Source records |
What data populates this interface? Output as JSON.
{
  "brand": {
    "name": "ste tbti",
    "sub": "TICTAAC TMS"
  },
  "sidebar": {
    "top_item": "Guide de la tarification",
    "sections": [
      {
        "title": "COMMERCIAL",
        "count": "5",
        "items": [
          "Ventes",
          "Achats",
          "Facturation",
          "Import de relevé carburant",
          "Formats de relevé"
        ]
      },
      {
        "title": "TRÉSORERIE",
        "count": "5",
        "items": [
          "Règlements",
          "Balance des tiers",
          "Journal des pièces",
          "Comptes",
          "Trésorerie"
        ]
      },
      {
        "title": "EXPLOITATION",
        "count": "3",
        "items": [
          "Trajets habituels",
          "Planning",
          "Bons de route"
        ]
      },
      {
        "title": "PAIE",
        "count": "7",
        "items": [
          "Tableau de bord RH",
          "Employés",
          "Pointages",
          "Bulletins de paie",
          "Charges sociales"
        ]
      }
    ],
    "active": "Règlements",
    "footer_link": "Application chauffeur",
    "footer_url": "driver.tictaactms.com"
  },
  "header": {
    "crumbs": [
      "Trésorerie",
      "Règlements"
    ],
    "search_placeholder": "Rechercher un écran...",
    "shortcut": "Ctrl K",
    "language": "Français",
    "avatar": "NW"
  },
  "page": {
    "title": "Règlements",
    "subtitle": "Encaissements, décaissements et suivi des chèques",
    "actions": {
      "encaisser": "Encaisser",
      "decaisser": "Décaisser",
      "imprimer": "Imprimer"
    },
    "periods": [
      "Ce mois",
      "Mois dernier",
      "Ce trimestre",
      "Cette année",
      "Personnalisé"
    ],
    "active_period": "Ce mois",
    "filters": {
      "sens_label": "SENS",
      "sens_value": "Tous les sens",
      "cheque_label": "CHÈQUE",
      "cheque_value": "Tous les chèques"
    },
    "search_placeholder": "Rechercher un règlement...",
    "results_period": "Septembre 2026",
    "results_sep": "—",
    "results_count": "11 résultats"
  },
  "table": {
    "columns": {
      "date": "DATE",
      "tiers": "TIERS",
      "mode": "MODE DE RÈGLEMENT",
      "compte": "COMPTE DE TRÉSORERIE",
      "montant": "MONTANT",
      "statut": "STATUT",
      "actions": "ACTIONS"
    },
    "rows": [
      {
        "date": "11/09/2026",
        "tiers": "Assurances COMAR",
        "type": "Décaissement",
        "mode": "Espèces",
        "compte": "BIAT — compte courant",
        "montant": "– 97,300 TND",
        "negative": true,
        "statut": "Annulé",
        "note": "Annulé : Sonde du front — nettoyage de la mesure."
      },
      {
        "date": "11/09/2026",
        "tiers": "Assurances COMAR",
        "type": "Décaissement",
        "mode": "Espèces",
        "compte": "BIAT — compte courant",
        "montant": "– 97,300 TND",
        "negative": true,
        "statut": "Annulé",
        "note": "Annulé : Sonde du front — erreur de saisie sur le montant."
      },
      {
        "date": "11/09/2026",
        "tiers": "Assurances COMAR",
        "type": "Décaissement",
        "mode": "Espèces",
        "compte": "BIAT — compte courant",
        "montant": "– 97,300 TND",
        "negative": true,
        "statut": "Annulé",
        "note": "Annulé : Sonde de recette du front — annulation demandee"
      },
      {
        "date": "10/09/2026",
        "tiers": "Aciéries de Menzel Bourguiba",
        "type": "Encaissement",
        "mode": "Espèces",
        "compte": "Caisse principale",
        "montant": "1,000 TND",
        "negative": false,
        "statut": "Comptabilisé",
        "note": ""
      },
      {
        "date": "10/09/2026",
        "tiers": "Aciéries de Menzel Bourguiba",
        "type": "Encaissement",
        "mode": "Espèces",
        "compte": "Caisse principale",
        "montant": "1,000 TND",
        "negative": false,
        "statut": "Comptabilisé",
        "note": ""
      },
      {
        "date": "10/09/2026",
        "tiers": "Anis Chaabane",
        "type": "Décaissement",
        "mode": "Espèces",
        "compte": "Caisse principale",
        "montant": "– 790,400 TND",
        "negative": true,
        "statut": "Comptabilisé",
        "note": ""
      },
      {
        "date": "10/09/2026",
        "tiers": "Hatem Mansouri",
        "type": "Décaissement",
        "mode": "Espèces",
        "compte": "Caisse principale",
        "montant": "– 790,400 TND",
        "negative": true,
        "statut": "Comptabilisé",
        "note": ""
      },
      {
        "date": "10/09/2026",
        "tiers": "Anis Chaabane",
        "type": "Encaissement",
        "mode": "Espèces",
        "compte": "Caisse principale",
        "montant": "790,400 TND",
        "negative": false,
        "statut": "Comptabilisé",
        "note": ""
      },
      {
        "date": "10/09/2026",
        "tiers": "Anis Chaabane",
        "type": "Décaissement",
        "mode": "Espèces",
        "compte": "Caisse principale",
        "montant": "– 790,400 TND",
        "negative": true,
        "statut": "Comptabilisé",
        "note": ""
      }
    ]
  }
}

Goal |
Copy out the full material exactly as it appears.

Output of the task |
What data populates this interface? Output as JSON.
{
  "brand": {
    "name": "ste tbti",
    "sub": "TICTAAC TMS"
  },
  "sidebar": {
    "top_item": "Guide de la tarification",
    "sections": [
      {
        "title": "COMMERCIAL",
        "count": "5",
        "items": [
          "Ventes",
          "Achats",
          "Facturation",
          "Import de relevé carburant",
          "Formats de relevé"
        ]
      },
      {
        "title": "TRÉSORERIE",
        "count": "5",
        "items": [
          "Règlements",
          "Balance des tiers",
          "Journal des pièces",
          "Comptes",
          "Trésorerie"
        ]
      },
      {
        "title": "EXPLOITATION",
        "count": "3",
        "items": [
          "Trajets habituels",
          "Planning",
          "Bons de route"
        ]
      },
      {
        "title": "PAIE",
        "count": "7",
        "items": [
          "Tableau de bord RH",
          "Employés",
          "Pointages",
          "Bulletins de paie",
          "Charges sociales"
        ]
      }
    ],
    "active": "Règlements",
    "footer_link": "Application chauffeur",
    "footer_url": "driver.tictaactms.com"
  },
  "header": {
    "crumbs": [
      "Trésorerie",
      "Règlements"
    ],
    "search_placeholder": "Rechercher un écran...",
    "shortcut": "Ctrl K",
    "language": "Français",
    "avatar": "NW"
  },
  "page": {
    "title": "Règlements",
    "subtitle": "Encaissements, décaissements et suivi des chèques",
    "actions": {
      "encaisser": "Encaisser",
      "decaisser": "Décaisser",
      "imprimer": "Imprimer"
    },
    "periods": [
      "Ce mois",
      "Mois dernier",
      "Ce trimestre",
      "Cette année",
      "Personnalisé"
    ],
    "active_period": "Ce mois",
    "filters": {
      "sens_label": "SENS",
      "sens_value": "Tous les sens",
      "cheque_label": "CHÈQUE",
      "cheque_value": "Tous les chèques"
    },
    "search_placeholder": "Rechercher un règlement...",
    "results_period": "Septembre 2026",
    "results_sep": "—",
    "results_count": "11 résultats"
  },
  "table": {
    "columns": {
      "date": "DATE",
      "tiers": "TIERS",
      "mode": "MODE DE RÈGLEMENT",
      "compte": "COMPTE DE TRÉSORERIE",
      "montant": "MONTANT",
      "statut": "STATUT",
      "actions": "ACTIONS"
    },
    "rows": [
      {
        "date": "11/09/2026",
        "tiers": "Assurances COMAR",
        "type": "Décaissement",
        "mode": "Espèces",
        "compte": "BIAT — compte courant",
        "montant": "– 97,300 TND",
        "negative": true,
        "statut": "Annulé",
        "note": "Annulé : Sonde du front — nettoyage de la mesure."
      },
      {
        "date": "11/09/2026",
        "tiers": "Assurances COMAR",
        "type": "Décaissement",
        "mode": "Espèces",
        "compte": "BIAT — compte courant",
        "montant": "– 97,300 TND",
        "negative": true,
        "statut": "Annulé",
        "note": "Annulé : Sonde du front — erreur de saisie sur le montant."
      },
      {
        "date": "11/09/2026",
        "tiers": "Assurances COMAR",
        "type": "Décaissement",
        "mode": "Espèces",
        "compte": "BIAT — compte courant",
        "montant": "– 97,300 TND",
        "negative": true,
        "statut": "Annulé",
        "note": "Annulé : Sonde de recette du front — annulation demandee"
      },
      {
        "date": "10/09/2026",
        "tiers": "Aciéries de Menzel Bourguiba",
        "type": "Encaissement",
        "mode": "Espèces",
        "compte": "Caisse principale",
        "montant": "1,000 TND",
        "negative": false,
        "statut": "Comptabilisé",
        "note": ""
      },
      {
        "date": "10/09/2026",
        "tiers": "Aciéries de Menzel Bourguiba",
        "type": "Encaissement",
        "mode": "Espèces",
        "compte": "Caisse principale",
        "montant": "1,000 TND",
        "negative": false,
        "statut": "Comptabilisé",
        "note": ""
      },
      {
        "date": "10/09/2026",
        "tiers": "Anis Chaabane",
        "type": "Décaissement",
        "mode": "Espèces",
        "compte": "Caisse principale",
        "montant": "– 790,400 TND",
        "negative": true,
        "statut": "Comptabilisé",
        "note": ""
      },
      {
        "date": "10/09/2026",
        "tiers": "Hatem Mansouri",
        "type": "Décaissement",
        "mode": "Espèces",
        "compte": "Caisse principale",
        "montant": "– 790,400 TND",
        "negative": true,
        "statut": "Comptabilisé",
        "note": ""
      },
      {
        "date": "10/09/2026",
        "tiers": "Anis Chaabane",
        "type": "Encaissement",
        "mode": "Espèces",
        "compte": "Caisse principale",
        "montant": "790,400 TND",
        "negative": false,
        "statut": "Comptabilisé",
        "note": ""
      },
      {
        "date": "10/09/2026",
        "tiers": "Anis Chaabane",
        "type": "Décaissement",
        "mode": "Espèces",
        "compte": "Caisse principale",
        "montant": "– 790,400 TND",
        "negative": true,
        "statut": "Comptabilisé",
        "note": ""
      }
    ]
  }
}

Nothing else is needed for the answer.